◆ WRITTEN PROBLEM ◆
Locate each line of the material that contains "JSON", then return it.

---------- GIVEN RECORDS

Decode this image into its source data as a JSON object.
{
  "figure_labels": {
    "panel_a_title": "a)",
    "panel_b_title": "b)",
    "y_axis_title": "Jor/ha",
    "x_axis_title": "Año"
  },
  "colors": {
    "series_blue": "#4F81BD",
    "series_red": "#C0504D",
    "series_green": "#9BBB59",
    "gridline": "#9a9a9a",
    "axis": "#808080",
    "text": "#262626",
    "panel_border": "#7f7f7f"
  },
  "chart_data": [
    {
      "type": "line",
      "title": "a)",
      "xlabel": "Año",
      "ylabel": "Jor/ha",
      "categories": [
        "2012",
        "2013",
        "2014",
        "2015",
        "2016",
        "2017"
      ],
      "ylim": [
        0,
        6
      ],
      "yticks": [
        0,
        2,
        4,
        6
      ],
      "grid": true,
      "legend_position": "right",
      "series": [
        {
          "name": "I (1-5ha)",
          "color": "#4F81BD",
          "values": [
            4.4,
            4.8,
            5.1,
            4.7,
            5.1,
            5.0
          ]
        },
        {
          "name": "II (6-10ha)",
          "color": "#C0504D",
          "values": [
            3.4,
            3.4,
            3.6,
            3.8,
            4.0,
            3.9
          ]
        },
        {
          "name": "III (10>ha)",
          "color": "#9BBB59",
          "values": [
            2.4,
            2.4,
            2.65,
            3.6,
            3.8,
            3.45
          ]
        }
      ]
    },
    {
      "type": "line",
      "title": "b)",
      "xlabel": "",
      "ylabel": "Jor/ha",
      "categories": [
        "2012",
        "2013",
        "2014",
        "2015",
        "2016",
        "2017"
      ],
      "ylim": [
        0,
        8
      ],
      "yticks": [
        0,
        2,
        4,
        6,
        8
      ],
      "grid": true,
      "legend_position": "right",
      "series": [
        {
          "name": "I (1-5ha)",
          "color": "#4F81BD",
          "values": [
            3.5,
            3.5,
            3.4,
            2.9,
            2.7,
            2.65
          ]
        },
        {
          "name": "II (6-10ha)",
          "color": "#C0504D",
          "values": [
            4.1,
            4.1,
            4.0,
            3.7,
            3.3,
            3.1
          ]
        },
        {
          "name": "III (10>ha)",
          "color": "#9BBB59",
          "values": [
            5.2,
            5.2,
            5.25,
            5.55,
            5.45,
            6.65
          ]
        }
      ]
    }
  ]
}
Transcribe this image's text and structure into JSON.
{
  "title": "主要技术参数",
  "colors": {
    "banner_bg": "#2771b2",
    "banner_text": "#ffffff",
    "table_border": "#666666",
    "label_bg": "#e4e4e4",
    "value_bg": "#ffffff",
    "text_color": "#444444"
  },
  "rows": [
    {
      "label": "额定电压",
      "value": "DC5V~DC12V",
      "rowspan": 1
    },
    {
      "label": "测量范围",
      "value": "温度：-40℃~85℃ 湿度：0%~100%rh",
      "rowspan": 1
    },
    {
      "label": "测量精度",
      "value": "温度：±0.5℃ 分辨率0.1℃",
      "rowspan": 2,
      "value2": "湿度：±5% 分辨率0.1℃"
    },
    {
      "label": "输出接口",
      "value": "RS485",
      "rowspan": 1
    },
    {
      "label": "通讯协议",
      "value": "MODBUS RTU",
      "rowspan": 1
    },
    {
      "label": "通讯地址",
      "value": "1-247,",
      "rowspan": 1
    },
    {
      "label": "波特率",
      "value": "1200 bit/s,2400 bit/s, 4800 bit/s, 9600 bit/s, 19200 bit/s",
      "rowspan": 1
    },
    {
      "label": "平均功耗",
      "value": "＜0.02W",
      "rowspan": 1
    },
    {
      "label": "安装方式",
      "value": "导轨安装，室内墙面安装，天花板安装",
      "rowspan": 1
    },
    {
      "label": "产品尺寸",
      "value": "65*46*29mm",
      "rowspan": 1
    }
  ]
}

--------------------

◆ SOLUTION FOR THIS EXERCISE ◆
Decode this image into its source data as a JSON object.
Transcribe this image's text and structure into JSON.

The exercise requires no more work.